#### [Exercise requirements]
Track down every line below that holds "peristiwa" and copy it.

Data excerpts
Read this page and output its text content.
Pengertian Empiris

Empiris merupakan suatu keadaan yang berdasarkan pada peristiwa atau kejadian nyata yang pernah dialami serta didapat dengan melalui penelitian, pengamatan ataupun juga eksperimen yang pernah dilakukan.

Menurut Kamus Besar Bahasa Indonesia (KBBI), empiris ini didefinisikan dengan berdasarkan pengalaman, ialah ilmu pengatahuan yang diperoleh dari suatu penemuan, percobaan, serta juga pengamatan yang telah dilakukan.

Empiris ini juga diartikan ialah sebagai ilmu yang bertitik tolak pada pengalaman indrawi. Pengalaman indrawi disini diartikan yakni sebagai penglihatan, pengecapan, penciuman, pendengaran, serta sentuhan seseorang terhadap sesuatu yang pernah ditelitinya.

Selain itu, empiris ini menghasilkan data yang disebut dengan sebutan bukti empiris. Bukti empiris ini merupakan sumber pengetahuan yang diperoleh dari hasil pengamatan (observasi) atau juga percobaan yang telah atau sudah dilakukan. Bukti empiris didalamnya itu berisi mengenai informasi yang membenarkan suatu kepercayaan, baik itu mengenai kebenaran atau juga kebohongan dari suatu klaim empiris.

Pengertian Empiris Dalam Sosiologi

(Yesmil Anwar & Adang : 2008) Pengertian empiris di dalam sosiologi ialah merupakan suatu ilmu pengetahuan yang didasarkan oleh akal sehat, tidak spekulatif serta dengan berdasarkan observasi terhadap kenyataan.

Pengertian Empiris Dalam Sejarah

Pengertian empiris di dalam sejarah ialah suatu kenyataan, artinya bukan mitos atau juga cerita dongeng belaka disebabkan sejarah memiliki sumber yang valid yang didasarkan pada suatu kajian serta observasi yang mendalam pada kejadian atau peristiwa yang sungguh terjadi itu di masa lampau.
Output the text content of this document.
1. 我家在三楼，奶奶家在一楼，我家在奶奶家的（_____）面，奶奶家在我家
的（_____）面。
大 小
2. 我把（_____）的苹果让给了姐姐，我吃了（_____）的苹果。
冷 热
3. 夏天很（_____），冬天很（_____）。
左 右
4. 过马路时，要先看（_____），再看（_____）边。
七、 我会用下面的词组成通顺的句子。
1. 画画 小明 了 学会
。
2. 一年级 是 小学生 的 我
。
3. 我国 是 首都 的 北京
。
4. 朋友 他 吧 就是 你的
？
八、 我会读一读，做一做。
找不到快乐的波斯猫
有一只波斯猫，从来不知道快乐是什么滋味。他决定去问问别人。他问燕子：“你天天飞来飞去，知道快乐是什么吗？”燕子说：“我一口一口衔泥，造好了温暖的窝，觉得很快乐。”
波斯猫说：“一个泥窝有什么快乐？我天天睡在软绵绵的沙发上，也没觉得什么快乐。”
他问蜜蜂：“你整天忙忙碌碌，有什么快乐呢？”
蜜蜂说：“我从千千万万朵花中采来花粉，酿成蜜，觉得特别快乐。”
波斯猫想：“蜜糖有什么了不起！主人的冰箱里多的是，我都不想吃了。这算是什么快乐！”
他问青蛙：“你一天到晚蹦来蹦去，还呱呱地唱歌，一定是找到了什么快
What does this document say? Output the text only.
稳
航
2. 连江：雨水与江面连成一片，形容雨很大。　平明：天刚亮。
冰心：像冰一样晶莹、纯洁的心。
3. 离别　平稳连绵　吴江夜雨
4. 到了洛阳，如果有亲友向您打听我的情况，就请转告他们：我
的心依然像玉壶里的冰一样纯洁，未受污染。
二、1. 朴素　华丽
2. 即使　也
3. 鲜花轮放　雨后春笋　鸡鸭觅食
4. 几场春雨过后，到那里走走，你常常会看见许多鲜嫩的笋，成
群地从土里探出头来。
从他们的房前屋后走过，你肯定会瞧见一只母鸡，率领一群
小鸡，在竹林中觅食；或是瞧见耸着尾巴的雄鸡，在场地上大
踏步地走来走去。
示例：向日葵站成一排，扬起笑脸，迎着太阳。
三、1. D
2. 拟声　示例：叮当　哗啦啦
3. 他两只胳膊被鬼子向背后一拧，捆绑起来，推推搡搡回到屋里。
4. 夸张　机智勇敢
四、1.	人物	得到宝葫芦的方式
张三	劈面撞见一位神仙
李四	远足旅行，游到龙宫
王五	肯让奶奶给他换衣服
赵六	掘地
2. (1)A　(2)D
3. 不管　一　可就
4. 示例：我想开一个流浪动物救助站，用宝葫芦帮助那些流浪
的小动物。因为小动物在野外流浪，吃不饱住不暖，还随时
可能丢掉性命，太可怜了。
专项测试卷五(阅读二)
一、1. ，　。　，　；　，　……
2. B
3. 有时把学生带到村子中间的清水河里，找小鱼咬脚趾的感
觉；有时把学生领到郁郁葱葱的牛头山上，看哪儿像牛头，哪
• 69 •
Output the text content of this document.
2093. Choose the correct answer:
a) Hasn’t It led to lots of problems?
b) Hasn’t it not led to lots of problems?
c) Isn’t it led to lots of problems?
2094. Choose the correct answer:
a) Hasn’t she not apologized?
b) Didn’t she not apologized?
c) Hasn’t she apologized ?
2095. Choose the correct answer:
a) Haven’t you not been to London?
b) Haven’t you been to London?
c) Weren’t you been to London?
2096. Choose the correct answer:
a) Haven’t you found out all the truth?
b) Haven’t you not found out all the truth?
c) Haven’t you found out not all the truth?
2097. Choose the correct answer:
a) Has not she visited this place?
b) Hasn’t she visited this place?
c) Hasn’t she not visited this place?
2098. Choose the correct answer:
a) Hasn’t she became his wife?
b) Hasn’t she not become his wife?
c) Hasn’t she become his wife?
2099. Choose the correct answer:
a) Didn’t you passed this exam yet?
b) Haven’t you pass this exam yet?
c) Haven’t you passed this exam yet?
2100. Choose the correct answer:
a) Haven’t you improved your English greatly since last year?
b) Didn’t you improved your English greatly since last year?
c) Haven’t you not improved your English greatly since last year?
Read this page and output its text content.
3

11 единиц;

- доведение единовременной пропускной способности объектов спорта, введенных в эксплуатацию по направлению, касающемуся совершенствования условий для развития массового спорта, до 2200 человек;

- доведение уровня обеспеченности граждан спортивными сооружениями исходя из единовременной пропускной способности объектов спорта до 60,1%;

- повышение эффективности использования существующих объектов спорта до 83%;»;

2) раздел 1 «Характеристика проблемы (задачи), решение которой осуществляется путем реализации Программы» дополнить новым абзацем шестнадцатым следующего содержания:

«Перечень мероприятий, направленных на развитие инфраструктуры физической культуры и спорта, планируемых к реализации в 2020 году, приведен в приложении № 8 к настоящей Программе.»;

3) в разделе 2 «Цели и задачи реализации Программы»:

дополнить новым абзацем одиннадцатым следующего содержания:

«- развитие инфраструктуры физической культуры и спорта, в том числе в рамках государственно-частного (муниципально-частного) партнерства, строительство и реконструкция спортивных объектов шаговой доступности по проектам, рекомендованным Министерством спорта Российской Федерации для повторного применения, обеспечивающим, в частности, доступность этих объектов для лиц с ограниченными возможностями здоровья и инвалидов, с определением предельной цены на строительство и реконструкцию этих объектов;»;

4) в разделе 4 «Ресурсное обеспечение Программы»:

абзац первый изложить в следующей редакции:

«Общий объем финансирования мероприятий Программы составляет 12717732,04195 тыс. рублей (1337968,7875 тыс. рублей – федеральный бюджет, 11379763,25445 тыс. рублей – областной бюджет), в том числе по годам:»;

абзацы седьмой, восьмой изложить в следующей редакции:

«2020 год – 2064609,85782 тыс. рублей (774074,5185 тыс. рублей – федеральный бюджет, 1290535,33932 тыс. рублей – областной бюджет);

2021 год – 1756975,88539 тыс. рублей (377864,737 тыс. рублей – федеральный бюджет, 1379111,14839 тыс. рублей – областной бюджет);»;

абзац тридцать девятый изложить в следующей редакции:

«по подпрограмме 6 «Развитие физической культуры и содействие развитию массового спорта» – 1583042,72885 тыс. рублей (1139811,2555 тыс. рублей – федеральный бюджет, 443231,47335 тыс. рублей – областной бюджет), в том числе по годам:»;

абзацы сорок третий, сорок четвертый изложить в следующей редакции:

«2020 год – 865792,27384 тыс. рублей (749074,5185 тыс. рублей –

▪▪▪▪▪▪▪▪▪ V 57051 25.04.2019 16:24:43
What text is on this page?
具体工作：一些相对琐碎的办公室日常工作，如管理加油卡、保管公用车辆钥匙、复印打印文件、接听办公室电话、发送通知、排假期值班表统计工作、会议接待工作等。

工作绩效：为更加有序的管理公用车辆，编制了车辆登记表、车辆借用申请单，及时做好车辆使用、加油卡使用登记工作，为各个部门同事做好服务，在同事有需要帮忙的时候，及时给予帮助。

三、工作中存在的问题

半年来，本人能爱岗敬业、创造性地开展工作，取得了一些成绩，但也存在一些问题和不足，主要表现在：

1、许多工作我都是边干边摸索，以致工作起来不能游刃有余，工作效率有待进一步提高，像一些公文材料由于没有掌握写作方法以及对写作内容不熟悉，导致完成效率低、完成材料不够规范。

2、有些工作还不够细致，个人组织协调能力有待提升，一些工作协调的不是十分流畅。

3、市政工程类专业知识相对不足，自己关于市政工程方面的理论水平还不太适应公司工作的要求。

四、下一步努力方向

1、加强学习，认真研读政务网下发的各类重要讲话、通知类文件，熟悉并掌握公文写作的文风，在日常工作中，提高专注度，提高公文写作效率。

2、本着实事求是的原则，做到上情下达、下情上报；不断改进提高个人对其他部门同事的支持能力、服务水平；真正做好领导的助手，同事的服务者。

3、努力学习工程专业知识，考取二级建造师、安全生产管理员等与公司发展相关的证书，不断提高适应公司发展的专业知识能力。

#### [Solution for this exercise]
Empiris merupakan suatu keadaan yang berdasarkan pada peristiwa atau kejadian nyata yang pernah dialami serta didapat dengan melalui penelitian, pengamatan ataupun juga eksperimen yang pernah dilakukan.
Pengertian empiris di dalam sejarah ialah suatu kenyataan, artinya bukan mitos atau juga cerita dongeng belaka disebabkan sejarah memiliki sumber yang valid yang didasarkan pada suatu kajian serta observasi yang mendalam pada kejadian atau peristiwa yang sungguh terjadi itu di masa lampau.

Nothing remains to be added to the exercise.